- [Given instruction]: Each line of the material must be returned exactly.

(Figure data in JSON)
────────
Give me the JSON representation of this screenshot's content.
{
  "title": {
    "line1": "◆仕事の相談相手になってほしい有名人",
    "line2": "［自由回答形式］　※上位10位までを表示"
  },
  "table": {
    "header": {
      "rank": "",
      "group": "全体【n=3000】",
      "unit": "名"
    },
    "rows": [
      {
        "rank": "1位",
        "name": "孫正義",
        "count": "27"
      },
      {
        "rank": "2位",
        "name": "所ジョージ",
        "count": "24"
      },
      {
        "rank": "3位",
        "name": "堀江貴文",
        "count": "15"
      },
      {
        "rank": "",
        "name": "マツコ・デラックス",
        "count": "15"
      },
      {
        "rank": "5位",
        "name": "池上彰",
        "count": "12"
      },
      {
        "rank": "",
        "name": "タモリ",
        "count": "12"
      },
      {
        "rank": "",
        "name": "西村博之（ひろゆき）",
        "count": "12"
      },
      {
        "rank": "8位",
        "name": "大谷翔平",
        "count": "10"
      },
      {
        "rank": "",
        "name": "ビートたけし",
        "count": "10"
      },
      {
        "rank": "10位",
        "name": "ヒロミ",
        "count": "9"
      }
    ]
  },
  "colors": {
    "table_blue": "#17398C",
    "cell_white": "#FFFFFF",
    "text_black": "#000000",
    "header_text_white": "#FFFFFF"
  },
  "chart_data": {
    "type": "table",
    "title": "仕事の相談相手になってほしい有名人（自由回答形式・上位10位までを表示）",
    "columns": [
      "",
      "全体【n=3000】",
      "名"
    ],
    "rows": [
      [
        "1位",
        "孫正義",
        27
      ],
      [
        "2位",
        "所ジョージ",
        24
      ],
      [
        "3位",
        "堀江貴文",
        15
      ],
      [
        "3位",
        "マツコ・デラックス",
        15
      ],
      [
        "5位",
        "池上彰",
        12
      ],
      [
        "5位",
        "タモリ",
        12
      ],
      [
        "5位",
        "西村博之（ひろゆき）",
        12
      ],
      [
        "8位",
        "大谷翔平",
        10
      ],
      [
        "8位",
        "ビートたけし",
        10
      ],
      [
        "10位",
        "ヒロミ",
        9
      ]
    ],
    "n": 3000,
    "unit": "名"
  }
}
────────
- [The solution]:
Give me the JSON representation of this screenshot's content.
{
  "title": {
    "line1": "◆仕事の相談相手になってほしい有名人",
    "line2": "［自由回答形式］　※上位10位までを表示"
  },
  "table": {
    "header": {
      "rank": "",
      "group": "全体【n=3000】",
      "unit": "名"
    },
    "rows": [
      {
        "rank": "1位",
        "name": "孫正義",
        "count": "27"
      },
      {
        "rank": "2位",
        "name": "所ジョージ",
        "count": "24"
      },
      {
        "rank": "3位",
        "name": "堀江貴文",
        "count": "15"
      },
      {
        "rank": "",
        "name": "マツコ・デラックス",
        "count": "15"
      },
      {
        "rank": "5位",
        "name": "池上彰",
        "count": "12"
      },
      {
        "rank": "",
        "name": "タモリ",
        "count": "12"
      },
      {
        "rank": "",
        "name": "西村博之（ひろゆき）",
        "count": "12"
      },
      {
        "rank": "8位",
        "name": "大谷翔平",
        "count": "10"
      },
      {
        "rank": "",
        "name": "ビートたけし",
        "count": "10"
      },
      {
        "rank": "10位",
        "name": "ヒロミ",
        "count": "9"
      }
    ]
  },
  "colors": {
    "table_blue": "#17398C",
    "cell_white": "#FFFFFF",
    "text_black": "#000000",
    "header_text_white": "#FFFFFF"
  },
  "chart_data": {
    "type": "table",
    "title": "仕事の相談相手になってほしい有名人（自由回答形式・上位10位までを表示）",
    "columns": [
      "",
      "全体【n=3000】",
      "名"
    ],
    "rows": [
      [
        "1位",
        "孫正義",
        27
      ],
      [
        "2位",
        "所ジョージ",
        24
      ],
      [
        "3位",
        "堀江貴文",
        15
      ],
      [
        "3位",
        "マツコ・デラックス",
        15
      ],
      [
        "5位",
        "池上彰",
        12
      ],
      [
        "5位",
        "タモリ",
        12
      ],
      [
        "5位",
        "西村博之（ひろゆき）",
        12
      ],
      [
        "8位",
        "大谷翔平",
        10
      ],
      [
        "8位",
        "ビートたけし",
        10
      ],
      [
        "10位",
        "ヒロミ",
        9
      ]
    ],
    "n": 3000,
    "unit": "名"
  }
}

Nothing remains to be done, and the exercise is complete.